**TASK PROMPT**
Say how many lines hold the string "What", and nothing more.

*** DATA SHOWN

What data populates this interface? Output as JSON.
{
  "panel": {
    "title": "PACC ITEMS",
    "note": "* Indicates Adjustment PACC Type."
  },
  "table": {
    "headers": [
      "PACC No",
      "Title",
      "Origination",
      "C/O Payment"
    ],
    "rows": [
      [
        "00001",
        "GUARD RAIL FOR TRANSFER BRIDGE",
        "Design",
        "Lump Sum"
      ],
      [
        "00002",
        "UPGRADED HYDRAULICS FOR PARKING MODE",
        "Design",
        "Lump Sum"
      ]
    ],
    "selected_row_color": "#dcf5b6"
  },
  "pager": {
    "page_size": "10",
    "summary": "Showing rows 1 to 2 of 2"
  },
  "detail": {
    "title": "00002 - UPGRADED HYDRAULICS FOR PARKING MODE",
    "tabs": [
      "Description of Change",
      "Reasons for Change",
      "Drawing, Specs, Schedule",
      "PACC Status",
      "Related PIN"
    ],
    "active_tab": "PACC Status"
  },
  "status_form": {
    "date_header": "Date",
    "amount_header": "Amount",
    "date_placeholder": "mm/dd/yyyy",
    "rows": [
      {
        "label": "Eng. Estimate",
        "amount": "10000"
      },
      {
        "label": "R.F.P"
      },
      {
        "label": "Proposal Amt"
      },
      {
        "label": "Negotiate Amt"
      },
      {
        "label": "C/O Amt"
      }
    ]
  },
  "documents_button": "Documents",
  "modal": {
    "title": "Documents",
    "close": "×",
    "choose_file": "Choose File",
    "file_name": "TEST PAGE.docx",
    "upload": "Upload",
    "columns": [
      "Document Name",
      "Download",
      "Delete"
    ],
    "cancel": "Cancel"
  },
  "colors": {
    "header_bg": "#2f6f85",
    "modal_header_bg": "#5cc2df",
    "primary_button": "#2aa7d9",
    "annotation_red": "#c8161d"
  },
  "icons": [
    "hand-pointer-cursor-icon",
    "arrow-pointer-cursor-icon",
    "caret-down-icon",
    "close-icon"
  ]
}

******
*** DATA SHOWN

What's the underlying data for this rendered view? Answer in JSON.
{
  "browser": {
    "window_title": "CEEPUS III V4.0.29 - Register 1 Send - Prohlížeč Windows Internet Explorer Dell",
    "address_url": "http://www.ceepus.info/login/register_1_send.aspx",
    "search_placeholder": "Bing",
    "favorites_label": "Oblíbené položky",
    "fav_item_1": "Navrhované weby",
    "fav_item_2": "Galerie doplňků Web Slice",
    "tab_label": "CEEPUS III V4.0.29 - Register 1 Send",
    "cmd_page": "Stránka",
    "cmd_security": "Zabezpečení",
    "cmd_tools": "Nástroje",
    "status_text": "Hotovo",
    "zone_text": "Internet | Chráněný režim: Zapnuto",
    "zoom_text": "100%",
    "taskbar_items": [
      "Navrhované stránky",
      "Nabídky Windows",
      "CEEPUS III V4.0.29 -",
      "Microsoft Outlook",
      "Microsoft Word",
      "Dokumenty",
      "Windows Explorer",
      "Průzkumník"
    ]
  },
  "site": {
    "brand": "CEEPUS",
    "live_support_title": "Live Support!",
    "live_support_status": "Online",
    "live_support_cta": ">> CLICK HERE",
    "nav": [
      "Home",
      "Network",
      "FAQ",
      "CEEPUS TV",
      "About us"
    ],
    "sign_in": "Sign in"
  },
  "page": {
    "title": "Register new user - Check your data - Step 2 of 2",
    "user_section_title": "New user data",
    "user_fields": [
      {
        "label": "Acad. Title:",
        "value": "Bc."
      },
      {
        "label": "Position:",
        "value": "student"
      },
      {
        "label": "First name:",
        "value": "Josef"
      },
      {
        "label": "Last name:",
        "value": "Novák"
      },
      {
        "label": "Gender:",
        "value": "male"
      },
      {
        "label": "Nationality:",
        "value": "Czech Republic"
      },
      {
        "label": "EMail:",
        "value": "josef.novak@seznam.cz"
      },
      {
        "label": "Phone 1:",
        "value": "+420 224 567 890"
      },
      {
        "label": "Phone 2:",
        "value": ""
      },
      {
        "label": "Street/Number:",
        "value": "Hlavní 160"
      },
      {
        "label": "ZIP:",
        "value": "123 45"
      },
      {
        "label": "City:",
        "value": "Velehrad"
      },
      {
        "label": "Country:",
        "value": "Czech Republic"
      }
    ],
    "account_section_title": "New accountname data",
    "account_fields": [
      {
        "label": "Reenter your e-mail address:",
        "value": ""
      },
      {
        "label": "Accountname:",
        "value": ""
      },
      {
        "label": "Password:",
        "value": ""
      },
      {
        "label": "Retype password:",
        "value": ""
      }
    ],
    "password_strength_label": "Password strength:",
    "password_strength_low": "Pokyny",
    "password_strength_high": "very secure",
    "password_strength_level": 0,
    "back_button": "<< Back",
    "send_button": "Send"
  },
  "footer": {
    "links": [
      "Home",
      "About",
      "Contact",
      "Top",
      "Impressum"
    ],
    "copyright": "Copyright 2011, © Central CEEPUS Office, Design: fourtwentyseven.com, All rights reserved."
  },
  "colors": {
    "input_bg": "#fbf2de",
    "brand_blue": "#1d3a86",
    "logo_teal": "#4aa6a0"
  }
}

******

**TASK OUTPUT**
2